▶ _Short task_:
Show each line of the data below that has the string "from" in it.

****************

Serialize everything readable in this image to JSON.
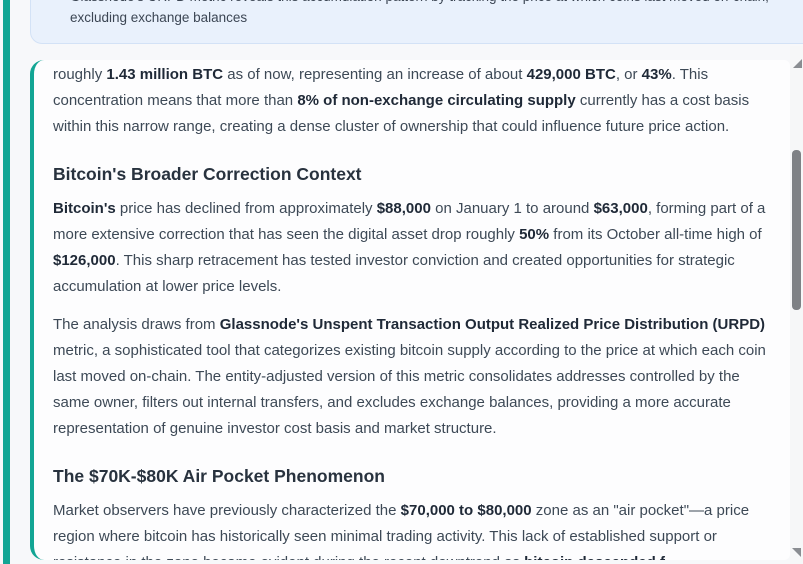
{
  "theme": {
    "accent_teal": "#12a594",
    "page_bg": "#f7f8fa",
    "callout_bg": "#e9f1fc",
    "callout_border": "#d3e2f6",
    "card_bg": "#fdfdfe",
    "body_text": "#3d4956",
    "bold_text": "#1f2937",
    "heading_text": "#28323e",
    "scrollbar_thumb": "#7e8185"
  },
  "callout": {
    "items": [
      "Glassnode's URPD metric reveals this accumulation pattern by tracking the price at which coins last moved on-chain, excluding exchange balances"
    ]
  },
  "article": {
    "blocks": [
      {
        "type": "paragraph",
        "segments": [
          {
            "t": "roughly "
          },
          {
            "t": "1.43 million BTC",
            "b": true
          },
          {
            "t": " as of now, representing an increase of about "
          },
          {
            "t": "429,000 BTC",
            "b": true
          },
          {
            "t": ", or "
          },
          {
            "t": "43%",
            "b": true
          },
          {
            "t": ". This concentration means that more than "
          },
          {
            "t": "8% of non-exchange circulating supply",
            "b": true
          },
          {
            "t": " currently has a cost basis within this narrow range, creating a dense cluster of ownership that could influence future price action."
          }
        ]
      },
      {
        "type": "heading",
        "text": "Bitcoin's Broader Correction Context"
      },
      {
        "type": "paragraph",
        "segments": [
          {
            "t": "Bitcoin's",
            "b": true
          },
          {
            "t": " price has declined from approximately "
          },
          {
            "t": "$88,000",
            "b": true
          },
          {
            "t": " on January 1 to around "
          },
          {
            "t": "$63,000",
            "b": true
          },
          {
            "t": ", forming part of a more extensive correction that has seen the digital asset drop roughly "
          },
          {
            "t": "50%",
            "b": true
          },
          {
            "t": " from its October all-time high of "
          },
          {
            "t": "$126,000",
            "b": true
          },
          {
            "t": ". This sharp retracement has tested investor conviction and created opportunities for strategic accumulation at lower price levels."
          }
        ]
      },
      {
        "type": "paragraph",
        "segments": [
          {
            "t": "The analysis draws from "
          },
          {
            "t": "Glassnode's Unspent Transaction Output Realized Price Distribution (URPD)",
            "b": true
          },
          {
            "t": " metric, a sophisticated tool that categorizes existing bitcoin supply according to the price at which each coin last moved on-chain. The entity-adjusted version of this metric consolidates addresses controlled by the same owner, filters out internal transfers, and excludes exchange balances, providing a more accurate representation of genuine investor cost basis and market structure."
          }
        ]
      },
      {
        "type": "heading",
        "text": "The $70K-$80K Air Pocket Phenomenon"
      },
      {
        "type": "paragraph",
        "segments": [
          {
            "t": "Market observers have previously characterized the "
          },
          {
            "t": "$70,000 to $80,000",
            "b": true
          },
          {
            "t": " zone as an \"air pocket\"—a price region where bitcoin has historically seen minimal trading activity. This lack of established support or resistance in the zone became evident during the recent downtrend as "
          },
          {
            "t": "bitcoin descended f",
            "b": true
          }
        ]
      }
    ]
  }
}
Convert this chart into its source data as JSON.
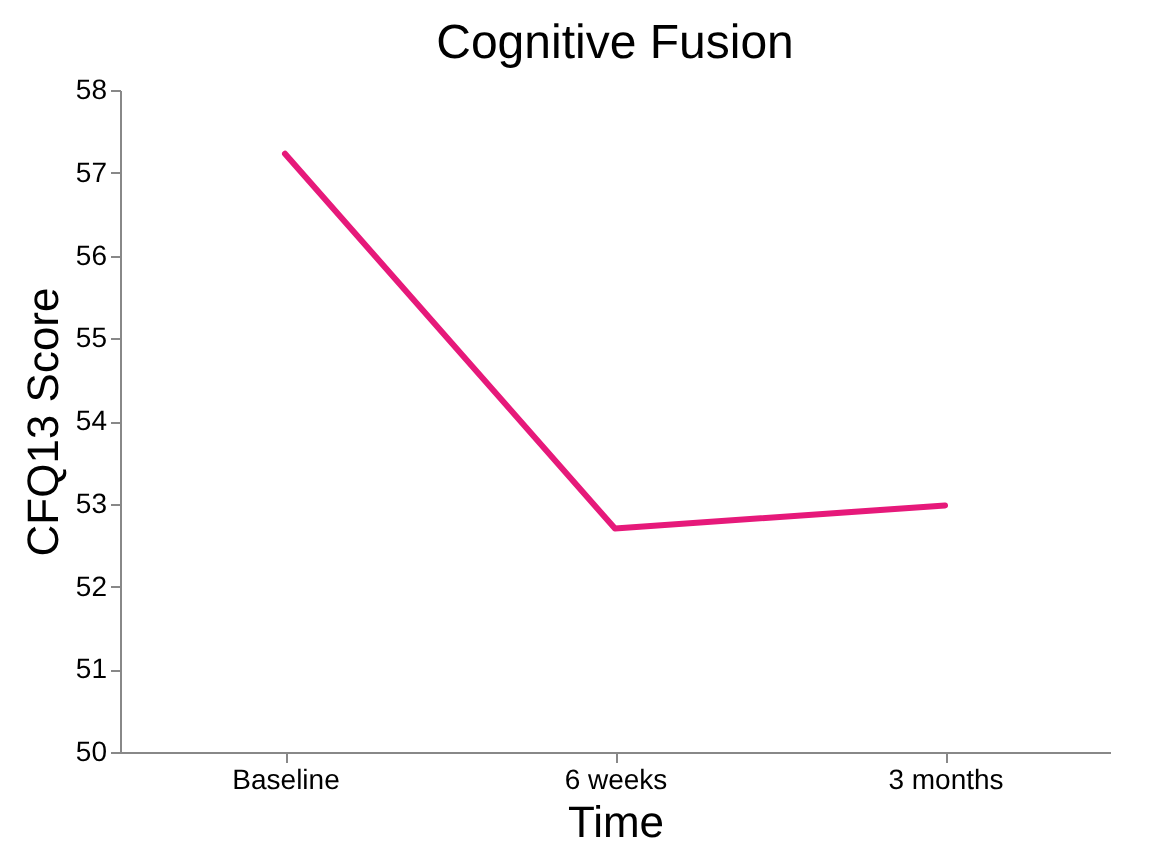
{
  "chart_data": {
    "type": "line",
    "title": "Cognitive Fusion",
    "xlabel": "Time",
    "ylabel": "CFQ13 Score",
    "categories": [
      "Baseline",
      "6 weeks",
      "3 months"
    ],
    "series": [
      {
        "color": "#e6197a",
        "values": [
          57.23,
          52.7,
          52.98
        ]
      }
    ],
    "ylim": [
      50,
      58
    ],
    "yticks": [
      50,
      51,
      52,
      53,
      54,
      55,
      56,
      57,
      58
    ],
    "grid": false,
    "legend": false,
    "marker": "none",
    "line_style": "solid"
  }
}
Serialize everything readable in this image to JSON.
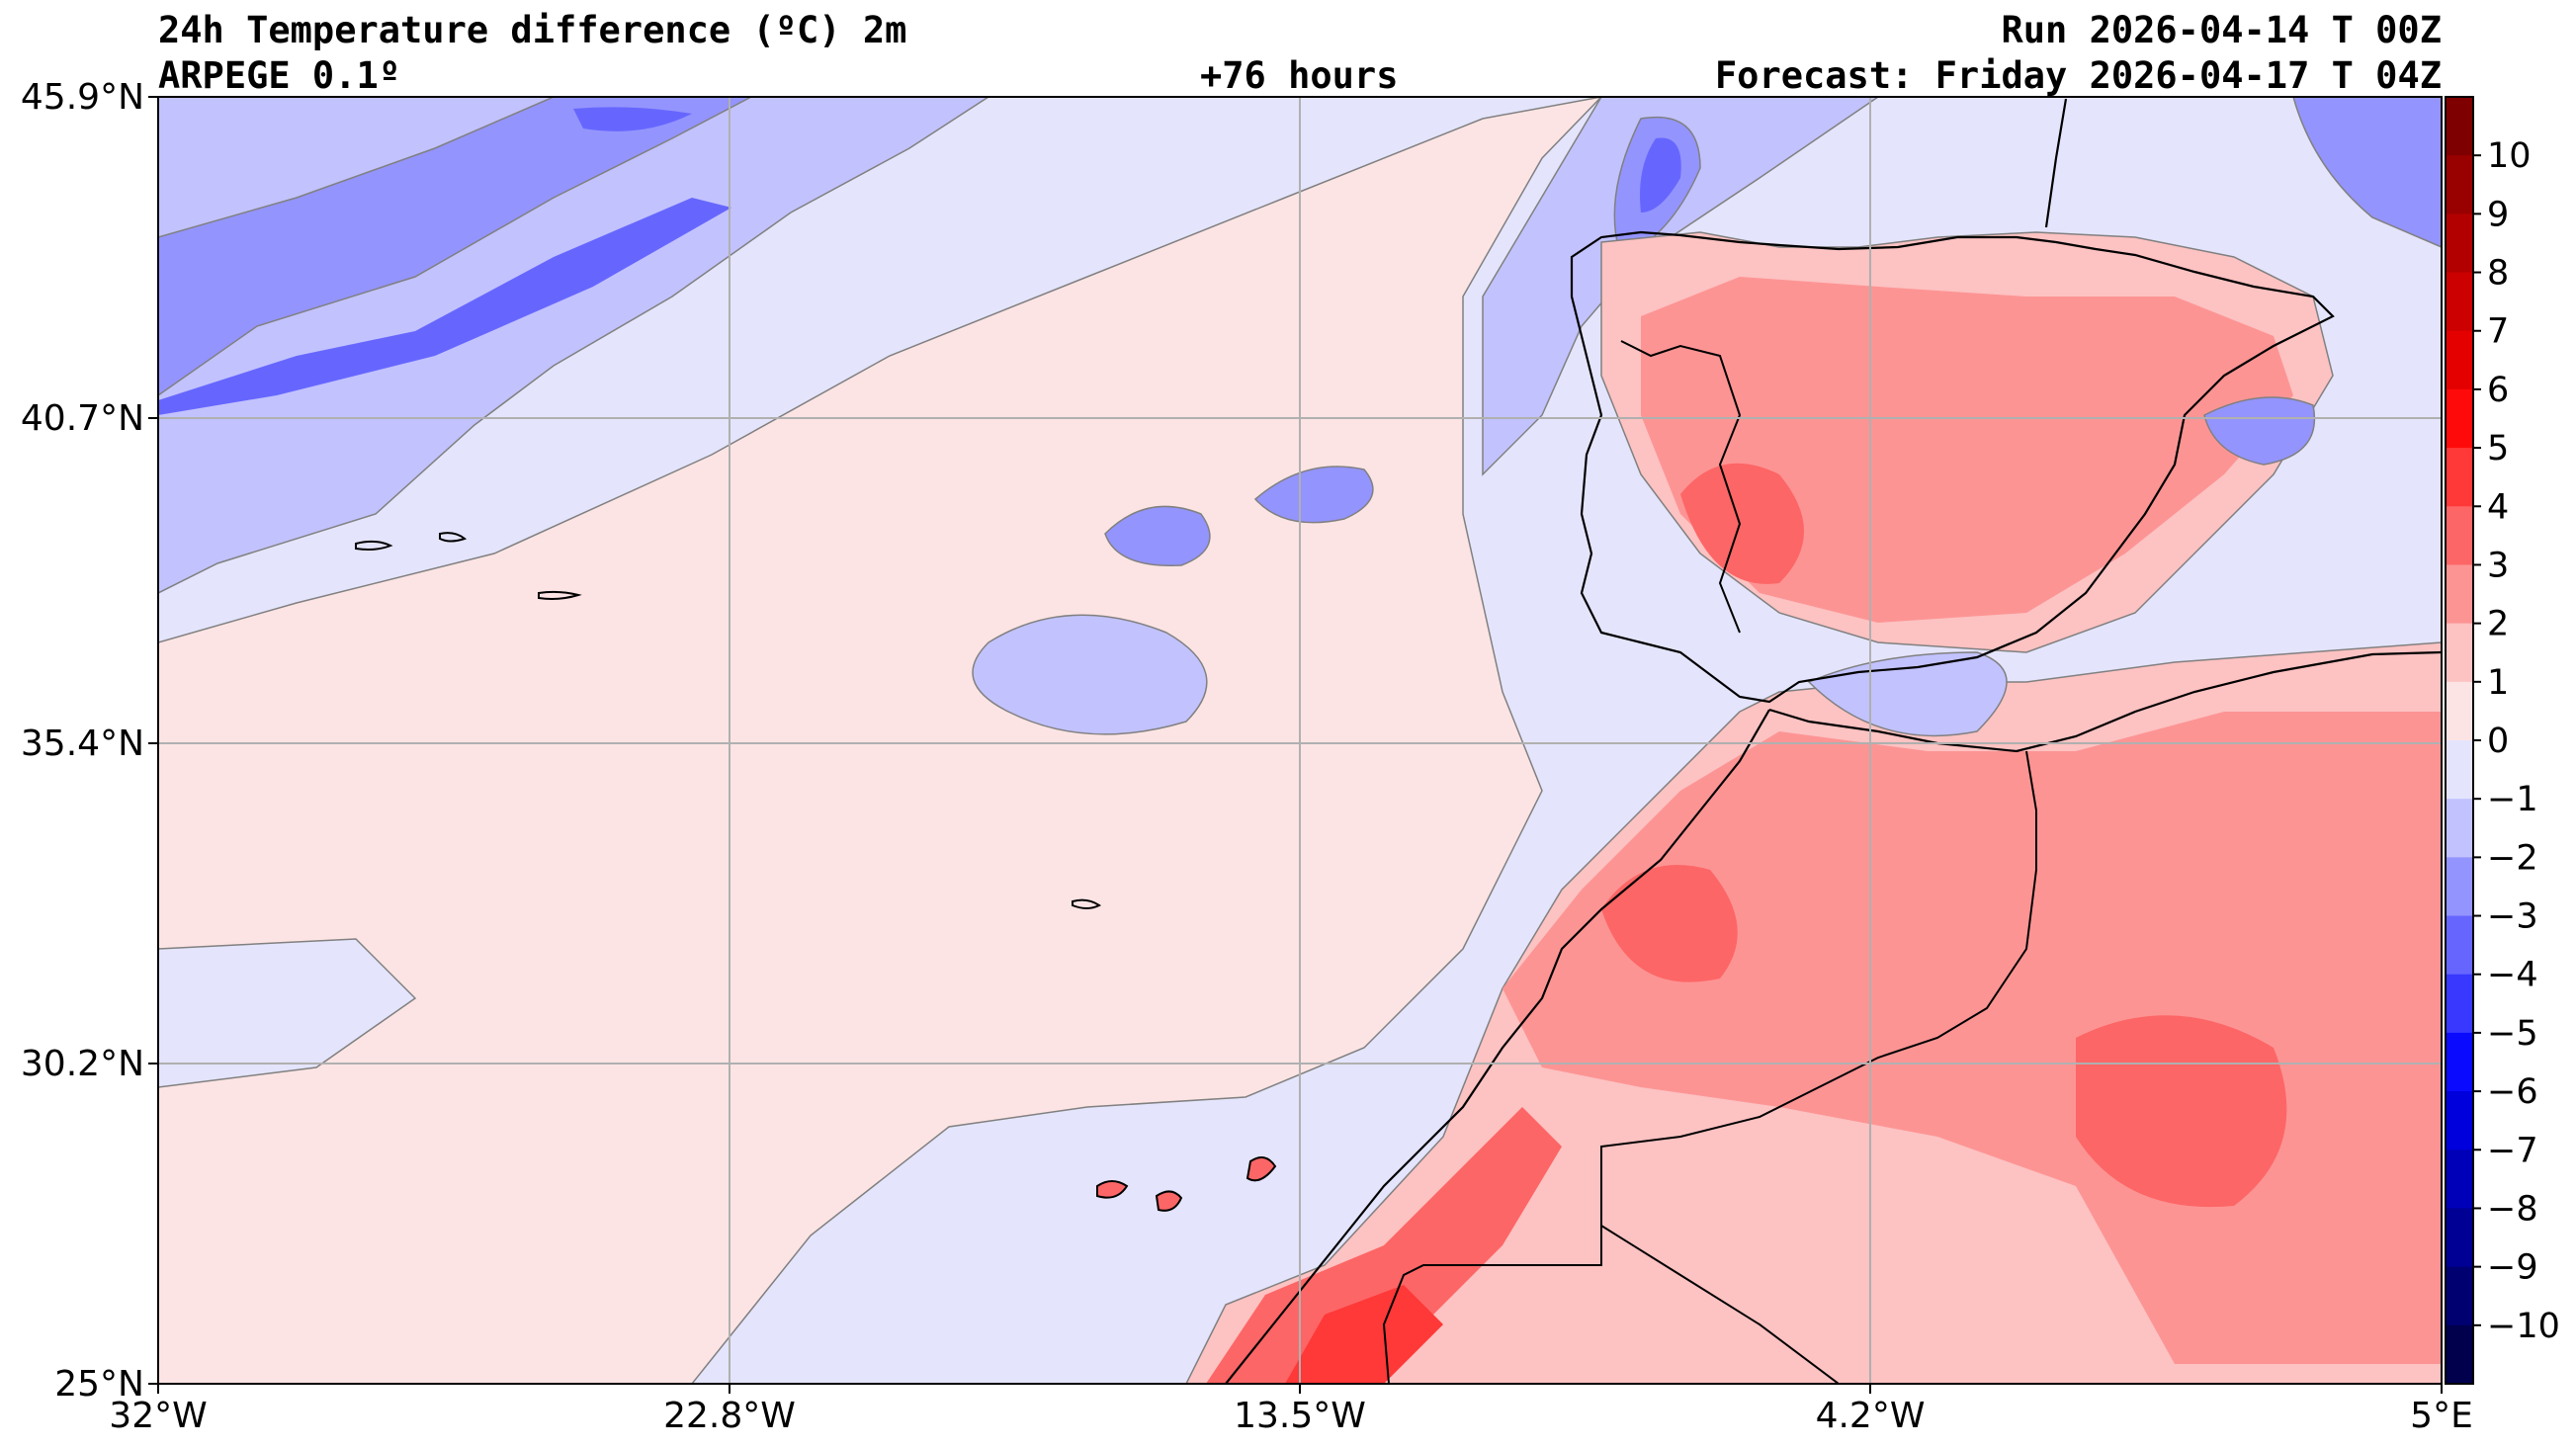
{
  "header": {
    "title": "24h Temperature difference (ºC) 2m",
    "model": "ARPEGE 0.1º",
    "lead_time": "+76 hours",
    "run": "Run 2026-04-14 T 00Z",
    "forecast": "Forecast: Friday 2026-04-17 T 04Z"
  },
  "axes": {
    "lat_labels": [
      "45.9°N",
      "40.7°N",
      "35.4°N",
      "30.2°N",
      "25°N"
    ],
    "lon_labels": [
      "32°W",
      "22.8°W",
      "13.5°W",
      "4.2°W",
      "5°E"
    ]
  },
  "colorbar": {
    "ticks": [
      "10",
      "9",
      "8",
      "7",
      "6",
      "5",
      "4",
      "3",
      "2",
      "1",
      "0",
      "−1",
      "−2",
      "−3",
      "−4",
      "−5",
      "−6",
      "−7",
      "−8",
      "−9",
      "−10"
    ],
    "colors": {
      "n10": "#00004c",
      "n9": "#000070",
      "n8": "#000094",
      "n7": "#0000b8",
      "n6": "#0000dc",
      "n5": "#0a0afe",
      "n4": "#3838fe",
      "n3": "#6666ff",
      "n2": "#9494fe",
      "n1": "#c2c2fe",
      "n0": "#e4e4fc",
      "p0": "#fde4e4",
      "p1": "#fdc2c2",
      "p2": "#fd9494",
      "p3": "#fd6666",
      "p4": "#ff3838",
      "p5": "#ff0a0a",
      "p6": "#e50000",
      "p7": "#cc0000",
      "p8": "#b20000",
      "p9": "#990000",
      "p10": "#7f0000"
    }
  },
  "colors": {
    "grid": "#b0b0b0",
    "coast": "#000000",
    "contour": "#808080"
  }
}
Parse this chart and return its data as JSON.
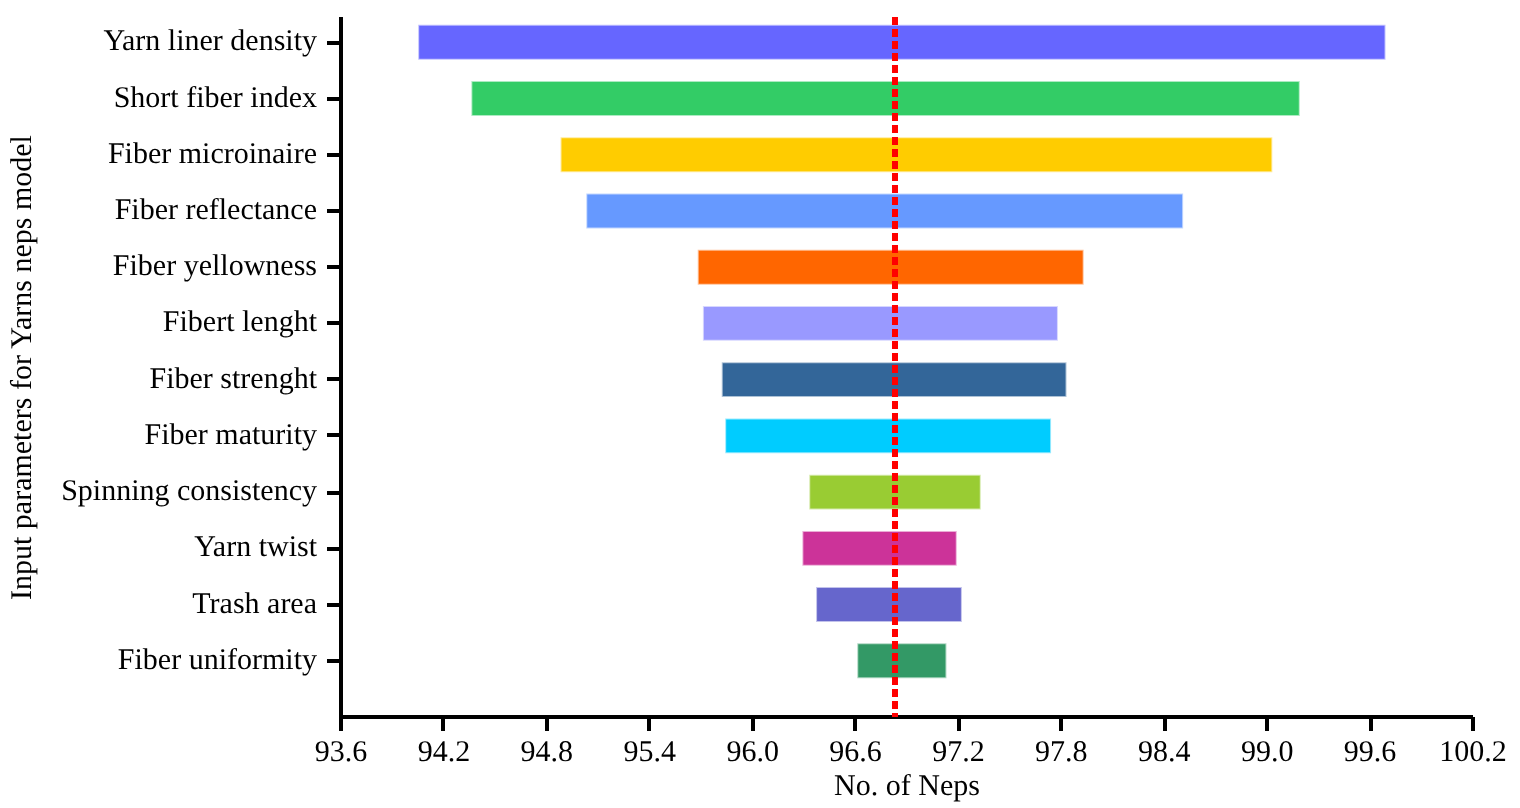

****************

▶ _Solution to this task_:
            "t": " price has declined from approximately "
            "t": " from its October all-time high of "
            "t": "The analysis draws from "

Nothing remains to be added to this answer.